• What is asked
Take every line from the listing below that includes "title" and copy it.

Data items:

========================

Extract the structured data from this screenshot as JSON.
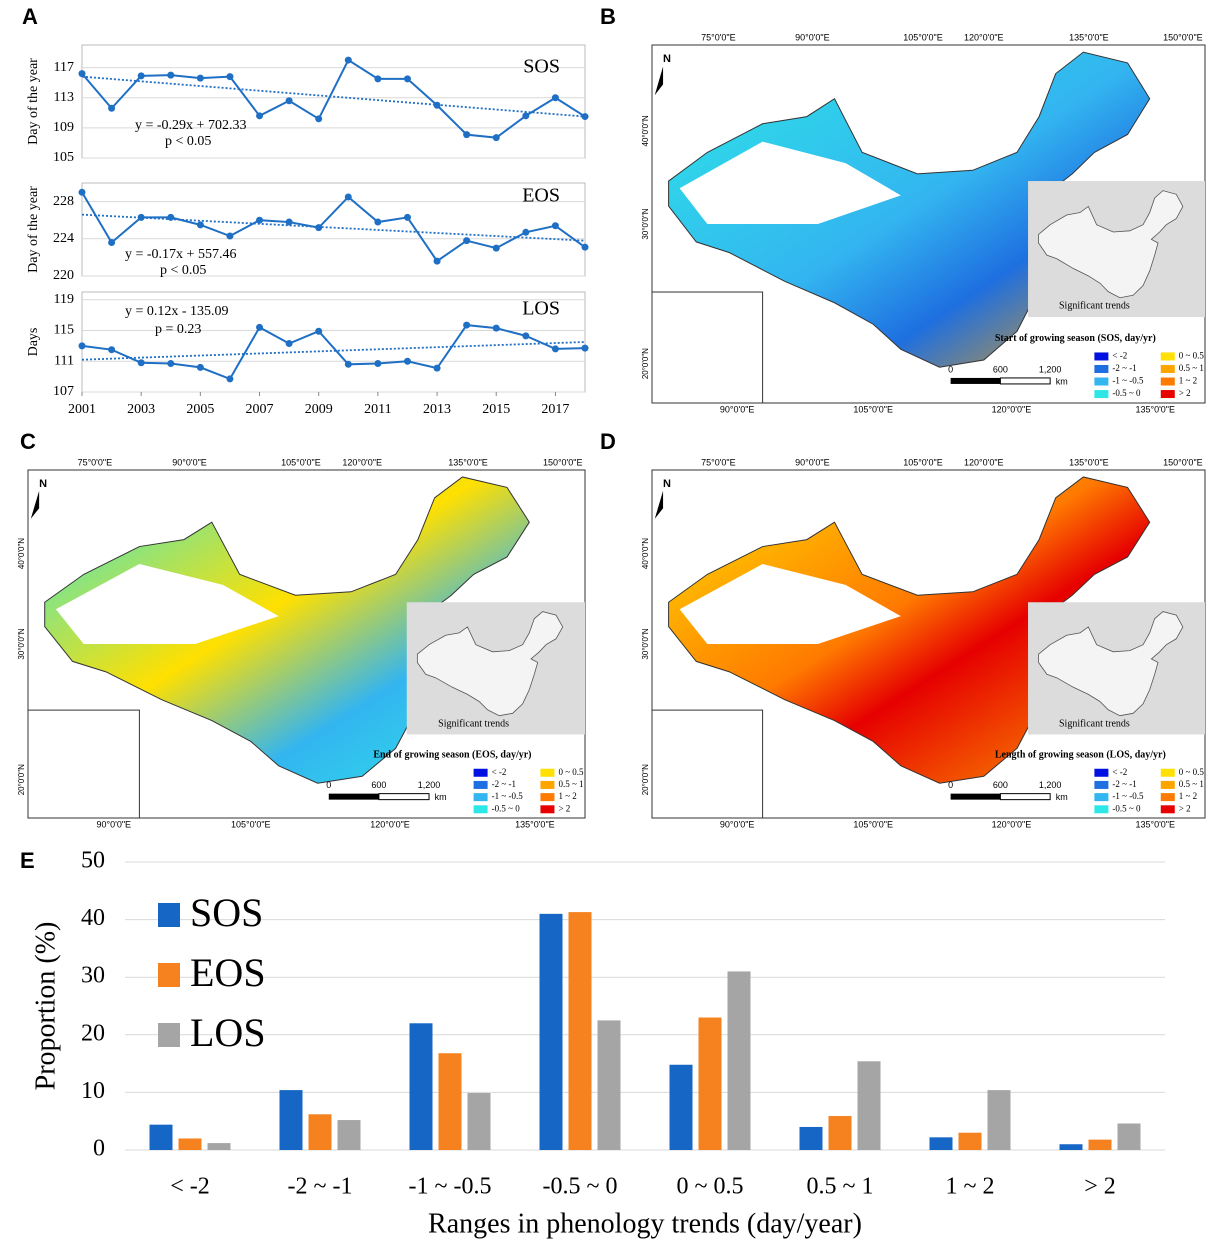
{
  "chart_data": [
    {
      "type": "line",
      "panel": "A",
      "title": "SOS",
      "y_label": "Day of the year",
      "annotations": [
        "y = -0.29x + 702.33",
        "p < 0.05"
      ],
      "color": "#1f6fc4",
      "x": [
        2001,
        2002,
        2003,
        2004,
        2005,
        2006,
        2007,
        2008,
        2009,
        2010,
        2011,
        2012,
        2013,
        2014,
        2015,
        2016,
        2017,
        2018
      ],
      "values": [
        116.2,
        111.6,
        115.9,
        116.0,
        115.6,
        115.8,
        110.6,
        112.6,
        110.2,
        118.0,
        115.5,
        115.5,
        112.0,
        108.1,
        107.7,
        110.6,
        113.0,
        110.5
      ],
      "trend": [
        115.8,
        110.5
      ],
      "xlim": [
        2001,
        2018
      ],
      "ylim": [
        105,
        120
      ],
      "yticks": [
        105,
        109,
        113,
        117
      ],
      "grid": true
    },
    {
      "type": "line",
      "title": "EOS",
      "y_label": "Day of the year",
      "annotations": [
        "y = -0.17x + 557.46",
        "p < 0.05"
      ],
      "color": "#1f6fc4",
      "x": [
        2001,
        2002,
        2003,
        2004,
        2005,
        2006,
        2007,
        2008,
        2009,
        2010,
        2011,
        2012,
        2013,
        2014,
        2015,
        2016,
        2017,
        2018
      ],
      "values": [
        229.0,
        223.6,
        226.3,
        226.3,
        225.5,
        224.3,
        226.0,
        225.8,
        225.2,
        228.5,
        225.8,
        226.3,
        221.6,
        223.8,
        223.0,
        224.7,
        225.4,
        223.1
      ],
      "trend": [
        226.6,
        223.8
      ],
      "xlim": [
        2001,
        2018
      ],
      "ylim": [
        220,
        230
      ],
      "yticks": [
        220,
        224,
        228
      ],
      "grid": true
    },
    {
      "type": "line",
      "title": "LOS",
      "y_label": "Days",
      "annotations": [
        "y = 0.12x - 135.09",
        "p = 0.23"
      ],
      "color": "#1f6fc4",
      "x": [
        2001,
        2002,
        2003,
        2004,
        2005,
        2006,
        2007,
        2008,
        2009,
        2010,
        2011,
        2012,
        2013,
        2014,
        2015,
        2016,
        2017,
        2018
      ],
      "values": [
        113.0,
        112.5,
        110.8,
        110.7,
        110.2,
        108.7,
        115.4,
        113.3,
        114.9,
        110.6,
        110.7,
        111.0,
        110.1,
        115.7,
        115.3,
        114.3,
        112.6,
        112.7
      ],
      "trend": [
        111.2,
        113.5
      ],
      "xlim": [
        2001,
        2018
      ],
      "ylim": [
        107,
        120
      ],
      "yticks": [
        107,
        111,
        115,
        119
      ],
      "xticks": [
        2001,
        2003,
        2005,
        2007,
        2009,
        2011,
        2013,
        2015,
        2017
      ],
      "grid": true
    },
    {
      "type": "bar",
      "panel": "E",
      "y_label": "Proportion (%)",
      "x_label": "Ranges in phenology trends (day/year)",
      "categories": [
        "< -2",
        "-2 ~ -1",
        "-1 ~ -0.5",
        "-0.5 ~ 0",
        "0 ~ 0.5",
        "0.5 ~ 1",
        "1 ~ 2",
        "> 2"
      ],
      "series": [
        {
          "name": "SOS",
          "color": "#1566c5",
          "values": [
            4.4,
            10.4,
            22.0,
            41.0,
            14.8,
            4.0,
            2.2,
            1.0
          ]
        },
        {
          "name": "EOS",
          "color": "#f5821f",
          "values": [
            2.0,
            6.2,
            16.8,
            41.3,
            23.0,
            5.9,
            3.0,
            1.8
          ]
        },
        {
          "name": "LOS",
          "color": "#a5a5a5",
          "values": [
            1.2,
            5.2,
            9.9,
            22.5,
            31.0,
            15.4,
            10.4,
            4.6
          ]
        }
      ],
      "ylim": [
        0,
        50
      ],
      "yticks": [
        0,
        10,
        20,
        30,
        40,
        50
      ],
      "grid": true,
      "legend": "upper-left"
    }
  ],
  "maps": [
    {
      "panel": "B",
      "title": "Start of growing season (SOS, day/yr)",
      "north": "N",
      "inset_label": "Significant trends",
      "lon_top": [
        "75°0'0\"E",
        "90°0'0\"E",
        "105°0'0\"E",
        "120°0'0\"E",
        "135°0'0\"E",
        "150°0'0\"E"
      ],
      "lon_bottom": [
        "90°0'0\"E",
        "105°0'0\"E",
        "120°0'0\"E",
        "135°0'0\"E"
      ],
      "lat": [
        "40°0'0\"N",
        "30°0'0\"N",
        "20°0'0\"N"
      ],
      "scale": [
        "0",
        "600",
        "1,200"
      ],
      "scale_unit": "km",
      "legend": [
        {
          "label": "< -2",
          "color": "#0010e0"
        },
        {
          "label": "-2 ~ -1",
          "color": "#1e6fe0"
        },
        {
          "label": "-1 ~ -0.5",
          "color": "#33b5f0"
        },
        {
          "label": "-0.5 ~ 0",
          "color": "#2de6e6"
        },
        {
          "label": "0 ~ 0.5",
          "color": "#ffe000"
        },
        {
          "label": "0.5 ~ 1",
          "color": "#ffa500"
        },
        {
          "label": "1 ~ 2",
          "color": "#ff7a00"
        },
        {
          "label": "> 2",
          "color": "#e60000"
        }
      ]
    },
    {
      "panel": "C",
      "title": "End of growing season (EOS, day/yr)",
      "north": "N",
      "inset_label": "Significant trends",
      "lon_top": [
        "75°0'0\"E",
        "90°0'0\"E",
        "105°0'0\"E",
        "120°0'0\"E",
        "135°0'0\"E",
        "150°0'0\"E"
      ],
      "lon_bottom": [
        "90°0'0\"E",
        "105°0'0\"E",
        "120°0'0\"E",
        "135°0'0\"E"
      ],
      "lat": [
        "40°0'0\"N",
        "30°0'0\"N",
        "20°0'0\"N"
      ],
      "scale": [
        "0",
        "600",
        "1,200"
      ],
      "scale_unit": "km",
      "legend": [
        {
          "label": "< -2",
          "color": "#0010e0"
        },
        {
          "label": "-2 ~ -1",
          "color": "#1e6fe0"
        },
        {
          "label": "-1 ~ -0.5",
          "color": "#33b5f0"
        },
        {
          "label": "-0.5 ~ 0",
          "color": "#2de6e6"
        },
        {
          "label": "0 ~ 0.5",
          "color": "#ffe000"
        },
        {
          "label": "0.5 ~ 1",
          "color": "#ffa500"
        },
        {
          "label": "1 ~ 2",
          "color": "#ff7a00"
        },
        {
          "label": "> 2",
          "color": "#e60000"
        }
      ]
    },
    {
      "panel": "D",
      "title": "Length of growing season (LOS, day/yr)",
      "north": "N",
      "inset_label": "Significant trends",
      "lon_top": [
        "75°0'0\"E",
        "90°0'0\"E",
        "105°0'0\"E",
        "120°0'0\"E",
        "135°0'0\"E",
        "150°0'0\"E"
      ],
      "lon_bottom": [
        "90°0'0\"E",
        "105°0'0\"E",
        "120°0'0\"E",
        "135°0'0\"E"
      ],
      "lat": [
        "40°0'0\"N",
        "30°0'0\"N",
        "20°0'0\"N"
      ],
      "scale": [
        "0",
        "600",
        "1,200"
      ],
      "scale_unit": "km",
      "legend": [
        {
          "label": "< -2",
          "color": "#0010e0"
        },
        {
          "label": "-2 ~ -1",
          "color": "#1e6fe0"
        },
        {
          "label": "-1 ~ -0.5",
          "color": "#33b5f0"
        },
        {
          "label": "-0.5 ~ 0",
          "color": "#2de6e6"
        },
        {
          "label": "0 ~ 0.5",
          "color": "#ffe000"
        },
        {
          "label": "0.5 ~ 1",
          "color": "#ffa500"
        },
        {
          "label": "1 ~ 2",
          "color": "#ff7a00"
        },
        {
          "label": "> 2",
          "color": "#e60000"
        }
      ]
    }
  ]
}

========================

• Answer in full
      "title": "SOS",
      "title": "EOS",
      "title": "LOS",
      "title": "Start of growing season (SOS, day/yr)",
      "title": "End of growing season (EOS, day/yr)",
      "title": "Length of growing season (LOS, day/yr)",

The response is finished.